**Input material**
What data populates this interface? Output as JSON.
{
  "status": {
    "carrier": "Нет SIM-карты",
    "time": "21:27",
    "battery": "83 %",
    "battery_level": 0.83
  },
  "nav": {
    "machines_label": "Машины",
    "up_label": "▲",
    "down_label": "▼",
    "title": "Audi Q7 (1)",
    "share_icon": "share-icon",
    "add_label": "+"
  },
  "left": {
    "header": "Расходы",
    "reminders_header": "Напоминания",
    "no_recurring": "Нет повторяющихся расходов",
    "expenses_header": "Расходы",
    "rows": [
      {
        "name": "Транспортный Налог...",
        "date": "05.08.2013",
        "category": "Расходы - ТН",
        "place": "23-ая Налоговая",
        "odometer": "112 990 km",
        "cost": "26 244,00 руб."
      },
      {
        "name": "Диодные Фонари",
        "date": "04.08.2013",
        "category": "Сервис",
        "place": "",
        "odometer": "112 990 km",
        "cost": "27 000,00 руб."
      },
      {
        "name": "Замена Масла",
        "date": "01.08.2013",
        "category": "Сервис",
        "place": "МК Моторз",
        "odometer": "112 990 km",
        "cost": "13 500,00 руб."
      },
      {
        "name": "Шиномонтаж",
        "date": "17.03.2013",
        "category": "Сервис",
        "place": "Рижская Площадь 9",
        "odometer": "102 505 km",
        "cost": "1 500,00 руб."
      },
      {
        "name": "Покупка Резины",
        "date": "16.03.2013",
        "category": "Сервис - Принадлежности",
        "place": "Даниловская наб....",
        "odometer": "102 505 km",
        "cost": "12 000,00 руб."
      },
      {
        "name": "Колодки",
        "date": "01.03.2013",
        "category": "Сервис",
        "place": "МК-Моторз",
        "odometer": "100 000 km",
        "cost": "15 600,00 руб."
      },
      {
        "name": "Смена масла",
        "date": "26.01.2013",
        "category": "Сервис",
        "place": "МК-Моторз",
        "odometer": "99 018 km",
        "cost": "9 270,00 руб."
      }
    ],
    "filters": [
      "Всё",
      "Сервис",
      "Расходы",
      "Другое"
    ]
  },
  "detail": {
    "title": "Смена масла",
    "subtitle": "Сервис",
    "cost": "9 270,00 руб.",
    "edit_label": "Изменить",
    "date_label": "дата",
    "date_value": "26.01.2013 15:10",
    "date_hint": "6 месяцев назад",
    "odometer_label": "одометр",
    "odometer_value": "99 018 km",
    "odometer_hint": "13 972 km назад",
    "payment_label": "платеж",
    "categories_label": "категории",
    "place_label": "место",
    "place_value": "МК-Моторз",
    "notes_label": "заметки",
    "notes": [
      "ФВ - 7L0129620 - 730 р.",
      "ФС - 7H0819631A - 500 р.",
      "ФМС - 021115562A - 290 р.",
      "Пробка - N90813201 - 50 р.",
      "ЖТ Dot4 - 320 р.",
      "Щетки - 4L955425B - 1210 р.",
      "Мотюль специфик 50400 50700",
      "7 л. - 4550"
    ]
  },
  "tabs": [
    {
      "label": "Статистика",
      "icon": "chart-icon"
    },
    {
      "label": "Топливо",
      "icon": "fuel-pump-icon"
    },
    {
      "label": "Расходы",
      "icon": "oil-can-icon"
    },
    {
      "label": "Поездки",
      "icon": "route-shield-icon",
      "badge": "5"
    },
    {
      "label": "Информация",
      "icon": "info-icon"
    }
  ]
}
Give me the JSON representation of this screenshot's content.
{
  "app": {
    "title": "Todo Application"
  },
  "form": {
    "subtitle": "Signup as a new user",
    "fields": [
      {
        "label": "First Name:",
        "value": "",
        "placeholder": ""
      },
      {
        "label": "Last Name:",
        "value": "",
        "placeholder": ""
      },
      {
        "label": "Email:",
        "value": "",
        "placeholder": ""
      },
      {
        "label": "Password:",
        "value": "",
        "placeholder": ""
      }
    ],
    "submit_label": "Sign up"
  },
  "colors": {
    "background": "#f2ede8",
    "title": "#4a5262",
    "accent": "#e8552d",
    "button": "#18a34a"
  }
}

**Problem**
Reproduce each line of the material above precisely.

**Written solution**
What data populates this interface? Output as JSON.
{
  "status": {
    "carrier": "Нет SIM-карты",
    "time": "21:27",
    "battery": "83 %",
    "battery_level": 0.83
  },
  "nav": {
    "machines_label": "Машины",
    "up_label": "▲",
    "down_label": "▼",
    "title": "Audi Q7 (1)",
    "share_icon": "share-icon",
    "add_label": "+"
  },
  "left": {
    "header": "Расходы",
    "reminders_header": "Напоминания",
    "no_recurring": "Нет повторяющихся расходов",
    "expenses_header": "Расходы",
    "rows": [
      {
        "name": "Транспортный Налог...",
        "date": "05.08.2013",
        "category": "Расходы - ТН",
        "place": "23-ая Налоговая",
        "odometer": "112 990 km",
        "cost": "26 244,00 руб."
      },
      {
        "name": "Диодные Фонари",
        "date": "04.08.2013",
        "category": "Сервис",
        "place": "",
        "odometer": "112 990 km",
        "cost": "27 000,00 руб."
      },
      {
        "name": "Замена Масла",
        "date": "01.08.2013",
        "category": "Сервис",
        "place": "МК Моторз",
        "odometer": "112 990 km",
        "cost": "13 500,00 руб."
      },
      {
        "name": "Шиномонтаж",
        "date": "17.03.2013",
        "category": "Сервис",
        "place": "Рижская Площадь 9",
        "odometer": "102 505 km",
        "cost": "1 500,00 руб."
      },
      {
        "name": "Покупка Резины",
        "date": "16.03.2013",
        "category": "Сервис - Принадлежности",
        "place": "Даниловская наб....",
        "odometer": "102 505 km",
        "cost": "12 000,00 руб."
      },
      {
        "name": "Колодки",
        "date": "01.03.2013",
        "category": "Сервис",
        "place": "МК-Моторз",
        "odometer": "100 000 km",
        "cost": "15 600,00 руб."
      },
      {
        "name": "Смена масла",
        "date": "26.01.2013",
        "category": "Сервис",
        "place": "МК-Моторз",
        "odometer": "99 018 km",
        "cost": "9 270,00 руб."
      }
    ],
    "filters": [
      "Всё",
      "Сервис",
      "Расходы",
      "Другое"
    ]
  },
  "detail": {
    "title": "Смена масла",
    "subtitle": "Сервис",
    "cost": "9 270,00 руб.",
    "edit_label": "Изменить",
    "date_label": "дата",
    "date_value": "26.01.2013 15:10",
    "date_hint": "6 месяцев назад",
    "odometer_label": "одометр",
    "odometer_value": "99 018 km",
    "odometer_hint": "13 972 km назад",
    "payment_label": "платеж",
    "categories_label": "категории",
    "place_label": "место",
    "place_value": "МК-Моторз",
    "notes_label": "заметки",
    "notes": [
      "ФВ - 7L0129620 - 730 р.",
      "ФС - 7H0819631A - 500 р.",
      "ФМС - 021115562A - 290 р.",
      "Пробка - N90813201 - 50 р.",
      "ЖТ Dot4 - 320 р.",
      "Щетки - 4L955425B - 1210 р.",
      "Мотюль специфик 50400 50700",
      "7 л. - 4550"
    ]
  },
  "tabs": [
    {
      "label": "Статистика",
      "icon": "chart-icon"
    },
    {
      "label": "Топливо",
      "icon": "fuel-pump-icon"
    },
    {
      "label": "Расходы",
      "icon": "oil-can-icon"
    },
    {
      "label": "Поездки",
      "icon": "route-shield-icon",
      "badge": "5"
    },
    {
      "label": "Информация",
      "icon": "info-icon"
    }
  ]
}
Give me the JSON representation of this screenshot's content.
{
  "app": {
    "title": "Todo Application"
  },
  "form": {
    "subtitle": "Signup as a new user",
    "fields": [
      {
        "label": "First Name:",
        "value": "",
        "placeholder": ""
      },
      {
        "label": "Last Name:",
        "value": "",
        "placeholder": ""
      },
      {
        "label": "Email:",
        "value": "",
        "placeholder": ""
      },
      {
        "label": "Password:",
        "value": "",
        "placeholder": ""
      }
    ],
    "submit_label": "Sign up"
  },
  "colors": {
    "background": "#f2ede8",
    "title": "#4a5262",
    "accent": "#e8552d",
    "button": "#18a34a"
  }
}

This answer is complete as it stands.